**Direction:**
Extract the full set of records that follows, word for word.

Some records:
# # # #
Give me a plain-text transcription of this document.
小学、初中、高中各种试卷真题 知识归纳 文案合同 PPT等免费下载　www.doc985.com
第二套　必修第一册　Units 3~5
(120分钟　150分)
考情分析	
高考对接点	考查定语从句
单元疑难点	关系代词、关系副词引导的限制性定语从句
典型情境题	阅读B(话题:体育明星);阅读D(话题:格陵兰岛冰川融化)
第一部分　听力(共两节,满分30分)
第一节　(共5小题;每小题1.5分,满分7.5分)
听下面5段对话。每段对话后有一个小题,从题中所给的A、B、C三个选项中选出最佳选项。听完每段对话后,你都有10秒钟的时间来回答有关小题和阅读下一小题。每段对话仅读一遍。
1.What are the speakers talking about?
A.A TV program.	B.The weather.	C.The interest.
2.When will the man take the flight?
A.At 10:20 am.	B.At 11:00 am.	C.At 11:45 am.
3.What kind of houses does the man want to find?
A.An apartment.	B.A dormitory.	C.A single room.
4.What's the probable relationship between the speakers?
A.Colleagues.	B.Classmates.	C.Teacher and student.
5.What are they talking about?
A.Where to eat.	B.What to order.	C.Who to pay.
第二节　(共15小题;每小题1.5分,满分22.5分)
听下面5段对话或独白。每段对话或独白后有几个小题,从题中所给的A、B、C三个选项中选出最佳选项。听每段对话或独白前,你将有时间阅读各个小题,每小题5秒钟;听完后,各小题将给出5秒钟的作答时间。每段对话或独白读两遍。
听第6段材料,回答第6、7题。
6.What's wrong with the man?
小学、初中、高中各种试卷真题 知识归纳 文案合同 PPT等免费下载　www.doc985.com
# # # #
**Response to this task:**
Give me a plain-text transcription of this document.
小学、初中、高中各种试卷真题 知识归纳 文案合同 PPT等免费下载　www.doc985.com
第二套　必修第一册　Units 3~5
(120分钟　150分)
考情分析	
高考对接点	考查定语从句
单元疑难点	关系代词、关系副词引导的限制性定语从句
典型情境题	阅读B(话题:体育明星);阅读D(话题:格陵兰岛冰川融化)
第一部分　听力(共两节,满分30分)
第一节　(共5小题;每小题1.5分,满分7.5分)
听下面5段对话。每段对话后有一个小题,从题中所给的A、B、C三个选项中选出最佳选项。听完每段对话后,你都有10秒钟的时间来回答有关小题和阅读下一小题。每段对话仅读一遍。
1.What are the speakers talking about?
A.A TV program.	B.The weather.	C.The interest.
2.When will the man take the flight?
A.At 10:20 am.	B.At 11:00 am.	C.At 11:45 am.
3.What kind of houses does the man want to find?
A.An apartment.	B.A dormitory.	C.A single room.
4.What's the probable relationship between the speakers?
A.Colleagues.	B.Classmates.	C.Teacher and student.
5.What are they talking about?
A.Where to eat.	B.What to order.	C.Who to pay.
第二节　(共15小题;每小题1.5分,满分22.5分)
听下面5段对话或独白。每段对话或独白后有几个小题,从题中所给的A、B、C三个选项中选出最佳选项。听每段对话或独白前,你将有时间阅读各个小题,每小题5秒钟;听完后,各小题将给出5秒钟的作答时间。每段对话或独白读两遍。
听第6段材料,回答第6、7题。
6.What's wrong with the man?
小学、初中、高中各种试卷真题 知识归纳 文案合同 PPT等免费下载　www.doc985.com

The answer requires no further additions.